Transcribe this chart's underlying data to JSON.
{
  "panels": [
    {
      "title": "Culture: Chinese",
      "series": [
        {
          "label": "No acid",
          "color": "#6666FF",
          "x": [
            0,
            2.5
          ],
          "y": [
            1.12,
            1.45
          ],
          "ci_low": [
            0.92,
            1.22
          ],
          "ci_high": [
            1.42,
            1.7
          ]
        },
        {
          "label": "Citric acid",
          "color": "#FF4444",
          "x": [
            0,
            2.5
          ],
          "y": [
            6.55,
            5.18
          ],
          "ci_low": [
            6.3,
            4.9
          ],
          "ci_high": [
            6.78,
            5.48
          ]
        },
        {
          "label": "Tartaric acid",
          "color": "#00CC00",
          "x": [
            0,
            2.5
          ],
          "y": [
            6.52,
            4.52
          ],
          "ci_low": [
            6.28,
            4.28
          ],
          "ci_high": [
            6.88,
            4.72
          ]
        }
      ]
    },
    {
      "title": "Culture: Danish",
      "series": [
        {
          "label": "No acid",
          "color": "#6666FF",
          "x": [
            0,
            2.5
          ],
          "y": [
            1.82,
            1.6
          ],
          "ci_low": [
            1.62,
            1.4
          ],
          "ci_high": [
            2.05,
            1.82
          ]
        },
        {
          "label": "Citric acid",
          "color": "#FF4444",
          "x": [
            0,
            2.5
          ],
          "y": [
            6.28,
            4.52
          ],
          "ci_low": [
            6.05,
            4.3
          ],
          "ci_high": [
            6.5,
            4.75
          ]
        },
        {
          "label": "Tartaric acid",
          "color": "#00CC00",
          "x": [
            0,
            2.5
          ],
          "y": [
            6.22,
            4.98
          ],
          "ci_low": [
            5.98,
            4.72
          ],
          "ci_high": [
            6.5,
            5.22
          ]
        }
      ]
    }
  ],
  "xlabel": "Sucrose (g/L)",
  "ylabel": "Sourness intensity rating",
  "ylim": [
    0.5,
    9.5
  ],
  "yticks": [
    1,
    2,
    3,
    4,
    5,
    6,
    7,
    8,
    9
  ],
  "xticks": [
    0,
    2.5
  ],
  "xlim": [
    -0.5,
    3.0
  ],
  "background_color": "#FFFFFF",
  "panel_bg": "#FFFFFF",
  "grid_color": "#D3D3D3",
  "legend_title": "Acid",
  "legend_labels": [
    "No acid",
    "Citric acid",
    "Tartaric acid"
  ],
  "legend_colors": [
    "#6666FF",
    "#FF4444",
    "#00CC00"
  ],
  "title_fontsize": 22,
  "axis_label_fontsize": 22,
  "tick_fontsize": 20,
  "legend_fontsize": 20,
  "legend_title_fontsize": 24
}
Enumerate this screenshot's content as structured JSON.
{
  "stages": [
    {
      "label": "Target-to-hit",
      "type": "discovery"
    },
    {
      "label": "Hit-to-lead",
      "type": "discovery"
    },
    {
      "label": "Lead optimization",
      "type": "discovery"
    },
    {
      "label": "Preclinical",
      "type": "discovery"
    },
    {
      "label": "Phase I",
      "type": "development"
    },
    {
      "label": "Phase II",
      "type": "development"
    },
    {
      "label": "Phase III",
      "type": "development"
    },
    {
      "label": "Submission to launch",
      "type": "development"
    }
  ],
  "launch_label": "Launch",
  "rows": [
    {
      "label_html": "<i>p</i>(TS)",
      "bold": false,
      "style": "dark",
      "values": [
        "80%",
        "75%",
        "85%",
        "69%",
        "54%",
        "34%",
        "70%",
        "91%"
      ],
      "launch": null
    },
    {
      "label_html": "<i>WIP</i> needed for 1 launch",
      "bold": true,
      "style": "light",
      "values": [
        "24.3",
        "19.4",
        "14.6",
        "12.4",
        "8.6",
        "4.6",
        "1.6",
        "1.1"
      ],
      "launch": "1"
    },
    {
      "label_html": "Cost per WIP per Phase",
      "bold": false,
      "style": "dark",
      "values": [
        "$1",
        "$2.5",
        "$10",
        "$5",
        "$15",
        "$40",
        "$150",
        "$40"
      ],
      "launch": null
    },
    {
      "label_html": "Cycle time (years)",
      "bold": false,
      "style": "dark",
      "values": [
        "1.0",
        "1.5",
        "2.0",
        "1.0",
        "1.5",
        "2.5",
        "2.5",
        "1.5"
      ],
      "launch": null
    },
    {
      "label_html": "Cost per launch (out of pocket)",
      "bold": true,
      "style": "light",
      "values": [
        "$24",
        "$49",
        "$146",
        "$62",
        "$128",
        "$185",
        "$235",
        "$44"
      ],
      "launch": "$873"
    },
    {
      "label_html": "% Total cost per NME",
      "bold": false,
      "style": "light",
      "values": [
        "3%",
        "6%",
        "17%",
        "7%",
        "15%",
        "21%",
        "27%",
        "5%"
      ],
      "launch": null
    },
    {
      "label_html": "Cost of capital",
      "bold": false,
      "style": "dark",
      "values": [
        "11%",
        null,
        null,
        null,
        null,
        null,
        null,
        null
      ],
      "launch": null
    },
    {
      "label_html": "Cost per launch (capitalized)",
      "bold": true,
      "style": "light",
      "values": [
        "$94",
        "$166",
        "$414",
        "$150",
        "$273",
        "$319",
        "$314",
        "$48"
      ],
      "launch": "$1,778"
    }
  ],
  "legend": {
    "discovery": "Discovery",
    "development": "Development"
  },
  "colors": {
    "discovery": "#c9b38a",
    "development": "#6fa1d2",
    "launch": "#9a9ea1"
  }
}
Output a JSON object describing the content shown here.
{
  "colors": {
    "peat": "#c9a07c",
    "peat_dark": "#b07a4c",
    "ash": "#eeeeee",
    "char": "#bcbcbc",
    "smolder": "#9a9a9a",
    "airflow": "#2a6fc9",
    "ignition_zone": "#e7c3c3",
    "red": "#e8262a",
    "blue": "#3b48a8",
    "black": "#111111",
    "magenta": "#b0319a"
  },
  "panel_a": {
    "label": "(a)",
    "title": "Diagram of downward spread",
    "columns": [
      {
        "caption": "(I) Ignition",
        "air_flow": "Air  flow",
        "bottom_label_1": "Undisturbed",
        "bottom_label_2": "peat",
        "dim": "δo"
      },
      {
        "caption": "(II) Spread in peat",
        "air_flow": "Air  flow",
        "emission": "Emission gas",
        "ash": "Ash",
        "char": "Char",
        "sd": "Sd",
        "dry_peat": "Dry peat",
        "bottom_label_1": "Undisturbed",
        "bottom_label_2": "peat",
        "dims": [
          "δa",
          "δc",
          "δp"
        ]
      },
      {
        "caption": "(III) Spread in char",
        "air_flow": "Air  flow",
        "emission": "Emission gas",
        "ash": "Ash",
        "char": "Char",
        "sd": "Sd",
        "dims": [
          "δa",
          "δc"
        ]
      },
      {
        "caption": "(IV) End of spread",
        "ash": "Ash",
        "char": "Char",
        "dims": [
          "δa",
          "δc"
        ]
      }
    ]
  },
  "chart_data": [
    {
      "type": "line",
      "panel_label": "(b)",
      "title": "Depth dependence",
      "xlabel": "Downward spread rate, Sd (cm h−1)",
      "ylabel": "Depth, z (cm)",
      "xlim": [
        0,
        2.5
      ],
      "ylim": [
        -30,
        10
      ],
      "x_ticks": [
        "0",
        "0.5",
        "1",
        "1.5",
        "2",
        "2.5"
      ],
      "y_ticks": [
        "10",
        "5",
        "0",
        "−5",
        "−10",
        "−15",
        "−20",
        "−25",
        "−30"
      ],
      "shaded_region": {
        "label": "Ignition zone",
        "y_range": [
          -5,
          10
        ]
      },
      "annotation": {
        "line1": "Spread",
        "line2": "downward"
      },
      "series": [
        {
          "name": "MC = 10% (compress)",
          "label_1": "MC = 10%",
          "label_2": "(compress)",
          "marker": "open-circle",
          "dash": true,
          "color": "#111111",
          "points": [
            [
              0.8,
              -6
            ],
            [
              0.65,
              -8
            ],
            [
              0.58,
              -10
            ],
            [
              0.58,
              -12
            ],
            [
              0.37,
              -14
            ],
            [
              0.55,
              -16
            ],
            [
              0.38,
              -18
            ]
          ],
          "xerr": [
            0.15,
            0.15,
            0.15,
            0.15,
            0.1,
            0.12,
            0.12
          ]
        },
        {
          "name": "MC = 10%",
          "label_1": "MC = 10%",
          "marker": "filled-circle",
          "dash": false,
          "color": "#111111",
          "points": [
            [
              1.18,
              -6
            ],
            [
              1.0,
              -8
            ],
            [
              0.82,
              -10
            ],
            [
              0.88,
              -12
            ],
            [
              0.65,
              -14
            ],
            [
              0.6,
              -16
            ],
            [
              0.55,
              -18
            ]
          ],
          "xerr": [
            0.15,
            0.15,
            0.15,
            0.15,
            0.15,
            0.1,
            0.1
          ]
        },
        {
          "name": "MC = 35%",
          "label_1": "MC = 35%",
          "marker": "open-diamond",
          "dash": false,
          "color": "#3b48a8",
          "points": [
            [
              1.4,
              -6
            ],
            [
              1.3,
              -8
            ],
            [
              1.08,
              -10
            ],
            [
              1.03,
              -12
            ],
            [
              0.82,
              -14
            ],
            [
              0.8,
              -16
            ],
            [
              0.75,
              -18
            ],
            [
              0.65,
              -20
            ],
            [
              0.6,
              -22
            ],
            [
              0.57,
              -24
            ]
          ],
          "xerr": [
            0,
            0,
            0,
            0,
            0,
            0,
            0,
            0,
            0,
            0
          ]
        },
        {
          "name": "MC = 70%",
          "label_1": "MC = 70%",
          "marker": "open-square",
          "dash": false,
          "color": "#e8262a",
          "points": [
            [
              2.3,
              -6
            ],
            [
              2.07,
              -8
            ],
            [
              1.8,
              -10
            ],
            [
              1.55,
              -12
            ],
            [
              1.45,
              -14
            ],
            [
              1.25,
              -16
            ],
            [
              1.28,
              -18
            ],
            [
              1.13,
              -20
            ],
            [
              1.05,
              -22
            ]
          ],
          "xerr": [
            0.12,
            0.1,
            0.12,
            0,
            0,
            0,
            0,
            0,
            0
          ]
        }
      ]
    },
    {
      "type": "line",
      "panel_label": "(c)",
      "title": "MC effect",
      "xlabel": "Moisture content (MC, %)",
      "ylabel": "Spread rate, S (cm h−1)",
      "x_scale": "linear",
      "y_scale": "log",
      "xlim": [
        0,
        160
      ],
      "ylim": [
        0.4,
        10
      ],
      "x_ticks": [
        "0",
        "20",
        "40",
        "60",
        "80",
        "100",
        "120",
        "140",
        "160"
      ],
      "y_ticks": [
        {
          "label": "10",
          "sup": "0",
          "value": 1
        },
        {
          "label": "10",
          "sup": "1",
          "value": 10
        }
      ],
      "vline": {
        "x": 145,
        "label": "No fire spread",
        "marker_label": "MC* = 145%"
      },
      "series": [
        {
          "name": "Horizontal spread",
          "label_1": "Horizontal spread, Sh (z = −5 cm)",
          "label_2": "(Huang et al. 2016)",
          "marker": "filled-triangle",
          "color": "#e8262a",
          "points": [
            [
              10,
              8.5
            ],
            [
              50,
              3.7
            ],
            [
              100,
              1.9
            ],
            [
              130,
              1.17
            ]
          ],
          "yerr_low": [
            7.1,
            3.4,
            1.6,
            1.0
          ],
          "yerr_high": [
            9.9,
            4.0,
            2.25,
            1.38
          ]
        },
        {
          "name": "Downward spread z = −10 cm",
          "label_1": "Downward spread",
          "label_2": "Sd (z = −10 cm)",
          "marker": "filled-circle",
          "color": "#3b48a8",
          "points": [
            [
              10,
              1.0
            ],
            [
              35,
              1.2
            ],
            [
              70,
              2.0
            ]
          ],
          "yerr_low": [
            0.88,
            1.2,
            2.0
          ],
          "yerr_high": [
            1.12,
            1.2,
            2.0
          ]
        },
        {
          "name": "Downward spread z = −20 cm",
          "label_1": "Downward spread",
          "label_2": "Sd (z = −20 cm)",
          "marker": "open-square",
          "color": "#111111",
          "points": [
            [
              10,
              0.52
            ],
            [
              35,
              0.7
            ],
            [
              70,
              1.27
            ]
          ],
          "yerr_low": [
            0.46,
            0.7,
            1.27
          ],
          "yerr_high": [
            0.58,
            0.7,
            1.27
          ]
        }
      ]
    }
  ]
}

▸ **Written problem**
Work out how many lines of the listing above include "FFFFFF". Answer with the number and nothing more.

▸ **Result of this exercise**
2